-- ROWS --
---------------
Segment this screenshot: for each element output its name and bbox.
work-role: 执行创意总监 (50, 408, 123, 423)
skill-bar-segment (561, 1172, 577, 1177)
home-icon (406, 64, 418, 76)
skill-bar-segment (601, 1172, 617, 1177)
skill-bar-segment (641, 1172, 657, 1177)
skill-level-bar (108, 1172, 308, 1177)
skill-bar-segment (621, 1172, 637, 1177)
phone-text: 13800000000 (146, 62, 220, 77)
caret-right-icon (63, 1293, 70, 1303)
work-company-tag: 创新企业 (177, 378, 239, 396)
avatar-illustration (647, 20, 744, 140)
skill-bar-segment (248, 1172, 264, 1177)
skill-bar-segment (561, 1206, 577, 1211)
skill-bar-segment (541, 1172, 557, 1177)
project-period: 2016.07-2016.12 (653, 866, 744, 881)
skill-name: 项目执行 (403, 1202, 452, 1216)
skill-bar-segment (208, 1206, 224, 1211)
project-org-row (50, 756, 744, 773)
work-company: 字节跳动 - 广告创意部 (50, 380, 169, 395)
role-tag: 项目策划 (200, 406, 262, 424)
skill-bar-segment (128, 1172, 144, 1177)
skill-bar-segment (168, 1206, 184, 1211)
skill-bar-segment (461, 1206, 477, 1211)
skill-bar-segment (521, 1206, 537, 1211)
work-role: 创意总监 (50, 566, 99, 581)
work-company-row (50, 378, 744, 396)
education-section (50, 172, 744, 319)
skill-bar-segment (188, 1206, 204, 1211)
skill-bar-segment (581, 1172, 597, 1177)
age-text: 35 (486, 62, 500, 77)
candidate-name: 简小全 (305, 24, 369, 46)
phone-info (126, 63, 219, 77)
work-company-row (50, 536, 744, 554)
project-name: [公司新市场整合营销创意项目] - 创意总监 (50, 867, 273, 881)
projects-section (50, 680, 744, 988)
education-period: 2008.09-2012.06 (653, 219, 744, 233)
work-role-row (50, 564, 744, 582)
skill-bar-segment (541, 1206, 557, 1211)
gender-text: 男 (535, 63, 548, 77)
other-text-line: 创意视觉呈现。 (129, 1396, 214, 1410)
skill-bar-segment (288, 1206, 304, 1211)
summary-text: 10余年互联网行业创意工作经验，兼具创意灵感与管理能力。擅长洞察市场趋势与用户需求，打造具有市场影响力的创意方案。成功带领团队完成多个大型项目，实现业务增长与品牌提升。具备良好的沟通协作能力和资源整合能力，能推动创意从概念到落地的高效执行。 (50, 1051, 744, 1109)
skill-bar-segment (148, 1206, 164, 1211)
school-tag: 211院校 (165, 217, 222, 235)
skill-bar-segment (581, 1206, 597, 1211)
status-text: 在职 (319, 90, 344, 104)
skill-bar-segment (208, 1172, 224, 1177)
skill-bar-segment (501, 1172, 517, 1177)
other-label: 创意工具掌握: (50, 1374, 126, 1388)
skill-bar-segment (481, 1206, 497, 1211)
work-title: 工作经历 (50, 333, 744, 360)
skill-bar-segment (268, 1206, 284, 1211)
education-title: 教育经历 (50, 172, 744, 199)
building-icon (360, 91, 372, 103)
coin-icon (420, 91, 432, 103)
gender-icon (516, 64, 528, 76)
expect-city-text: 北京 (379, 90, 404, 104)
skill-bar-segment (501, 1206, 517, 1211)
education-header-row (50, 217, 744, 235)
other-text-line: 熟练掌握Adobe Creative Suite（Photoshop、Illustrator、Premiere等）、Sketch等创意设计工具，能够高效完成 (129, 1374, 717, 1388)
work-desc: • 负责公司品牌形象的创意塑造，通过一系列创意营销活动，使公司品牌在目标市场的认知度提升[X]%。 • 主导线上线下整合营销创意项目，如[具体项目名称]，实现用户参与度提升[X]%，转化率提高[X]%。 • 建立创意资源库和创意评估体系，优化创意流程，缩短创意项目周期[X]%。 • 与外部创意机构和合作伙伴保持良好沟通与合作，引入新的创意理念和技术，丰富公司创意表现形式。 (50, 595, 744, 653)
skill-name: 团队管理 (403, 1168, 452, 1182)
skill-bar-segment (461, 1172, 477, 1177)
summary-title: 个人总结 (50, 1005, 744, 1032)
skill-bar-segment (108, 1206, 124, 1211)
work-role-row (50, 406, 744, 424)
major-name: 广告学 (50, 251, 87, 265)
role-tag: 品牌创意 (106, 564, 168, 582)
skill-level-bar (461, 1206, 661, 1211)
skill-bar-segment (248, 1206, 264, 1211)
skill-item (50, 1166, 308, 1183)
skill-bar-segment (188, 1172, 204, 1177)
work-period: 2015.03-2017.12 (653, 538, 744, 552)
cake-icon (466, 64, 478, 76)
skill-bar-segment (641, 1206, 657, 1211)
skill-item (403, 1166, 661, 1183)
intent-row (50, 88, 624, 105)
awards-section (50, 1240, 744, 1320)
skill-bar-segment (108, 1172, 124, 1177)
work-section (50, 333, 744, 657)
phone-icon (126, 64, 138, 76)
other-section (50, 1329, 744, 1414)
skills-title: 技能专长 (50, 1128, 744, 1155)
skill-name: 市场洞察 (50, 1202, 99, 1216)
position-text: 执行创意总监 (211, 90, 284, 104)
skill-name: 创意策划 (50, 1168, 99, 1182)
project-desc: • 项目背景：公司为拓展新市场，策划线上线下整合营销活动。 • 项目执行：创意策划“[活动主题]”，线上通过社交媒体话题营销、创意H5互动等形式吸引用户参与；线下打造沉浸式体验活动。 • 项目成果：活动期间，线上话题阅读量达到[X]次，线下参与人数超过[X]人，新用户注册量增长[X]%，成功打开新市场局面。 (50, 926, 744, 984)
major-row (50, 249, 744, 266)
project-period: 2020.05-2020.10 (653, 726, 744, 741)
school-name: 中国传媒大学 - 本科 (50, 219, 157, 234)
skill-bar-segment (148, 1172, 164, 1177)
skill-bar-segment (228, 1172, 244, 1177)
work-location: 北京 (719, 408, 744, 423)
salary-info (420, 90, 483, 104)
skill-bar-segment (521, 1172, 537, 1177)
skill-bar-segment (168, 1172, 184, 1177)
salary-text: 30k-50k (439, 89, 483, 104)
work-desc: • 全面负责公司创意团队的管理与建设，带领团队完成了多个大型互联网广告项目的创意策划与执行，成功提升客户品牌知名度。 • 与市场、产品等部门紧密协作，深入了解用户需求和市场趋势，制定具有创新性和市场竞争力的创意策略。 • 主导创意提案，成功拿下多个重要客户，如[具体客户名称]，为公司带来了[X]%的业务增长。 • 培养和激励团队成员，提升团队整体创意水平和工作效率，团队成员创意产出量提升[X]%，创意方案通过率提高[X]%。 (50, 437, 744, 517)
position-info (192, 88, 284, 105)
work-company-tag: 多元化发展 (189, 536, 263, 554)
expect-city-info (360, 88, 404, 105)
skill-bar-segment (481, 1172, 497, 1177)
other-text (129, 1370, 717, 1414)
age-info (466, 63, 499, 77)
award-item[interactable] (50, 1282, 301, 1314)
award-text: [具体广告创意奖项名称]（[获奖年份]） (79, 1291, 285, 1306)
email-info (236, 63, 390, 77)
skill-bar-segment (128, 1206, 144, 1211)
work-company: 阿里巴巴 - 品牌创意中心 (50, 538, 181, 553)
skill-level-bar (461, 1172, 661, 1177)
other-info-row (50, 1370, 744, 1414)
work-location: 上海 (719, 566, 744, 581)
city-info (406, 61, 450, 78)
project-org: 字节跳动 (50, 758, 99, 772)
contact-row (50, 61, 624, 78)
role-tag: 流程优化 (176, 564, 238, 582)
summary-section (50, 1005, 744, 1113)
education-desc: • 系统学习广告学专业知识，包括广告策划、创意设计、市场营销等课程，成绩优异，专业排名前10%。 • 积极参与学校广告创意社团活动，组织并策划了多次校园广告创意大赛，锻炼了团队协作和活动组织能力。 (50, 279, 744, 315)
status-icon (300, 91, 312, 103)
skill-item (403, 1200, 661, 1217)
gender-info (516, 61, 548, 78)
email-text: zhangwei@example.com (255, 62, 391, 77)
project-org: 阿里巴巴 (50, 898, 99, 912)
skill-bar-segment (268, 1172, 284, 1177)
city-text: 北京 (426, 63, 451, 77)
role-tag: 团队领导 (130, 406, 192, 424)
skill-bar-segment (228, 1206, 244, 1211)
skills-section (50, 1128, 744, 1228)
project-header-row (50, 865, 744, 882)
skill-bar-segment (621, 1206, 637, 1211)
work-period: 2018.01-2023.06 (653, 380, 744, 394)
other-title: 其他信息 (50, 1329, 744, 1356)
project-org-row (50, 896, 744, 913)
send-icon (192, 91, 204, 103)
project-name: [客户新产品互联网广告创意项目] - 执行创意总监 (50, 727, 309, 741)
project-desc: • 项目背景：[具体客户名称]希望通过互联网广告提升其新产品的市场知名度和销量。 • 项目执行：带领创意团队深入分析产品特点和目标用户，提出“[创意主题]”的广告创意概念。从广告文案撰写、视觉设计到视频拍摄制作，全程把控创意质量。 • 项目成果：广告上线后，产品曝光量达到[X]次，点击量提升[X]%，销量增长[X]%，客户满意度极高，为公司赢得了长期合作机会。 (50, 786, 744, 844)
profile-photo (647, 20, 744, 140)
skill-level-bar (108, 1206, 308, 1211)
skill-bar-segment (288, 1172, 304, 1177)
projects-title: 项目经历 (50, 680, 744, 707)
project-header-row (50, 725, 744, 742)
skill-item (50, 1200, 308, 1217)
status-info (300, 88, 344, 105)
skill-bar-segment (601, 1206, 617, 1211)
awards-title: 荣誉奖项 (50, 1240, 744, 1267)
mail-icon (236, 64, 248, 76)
---------------
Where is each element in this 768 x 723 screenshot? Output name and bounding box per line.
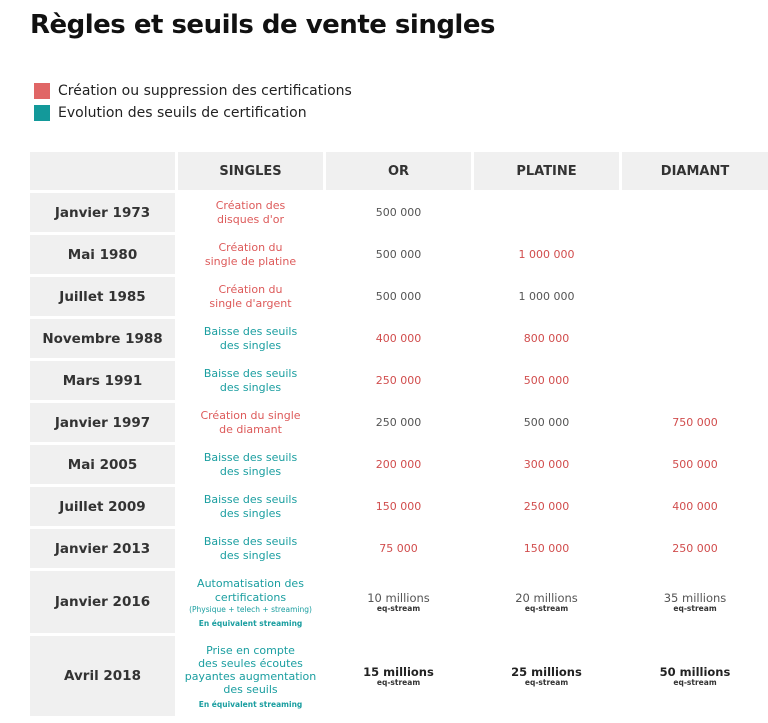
---------------
-- WORK TO DO --
Extract verbatim every line from the one containing "Segment this screenshot: for" down to the one containing "skill-level-bar (108, 1172, 308, 1177)", including both of those lines.

-- TASK RESPONSE --
Segment this screenshot: for each element output its name and bbox.
work-role: 执行创意总监 (50, 408, 123, 423)
skill-bar-segment (561, 1172, 577, 1177)
home-icon (406, 64, 418, 76)
skill-bar-segment (601, 1172, 617, 1177)
skill-bar-segment (641, 1172, 657, 1177)
skill-level-bar (108, 1172, 308, 1177)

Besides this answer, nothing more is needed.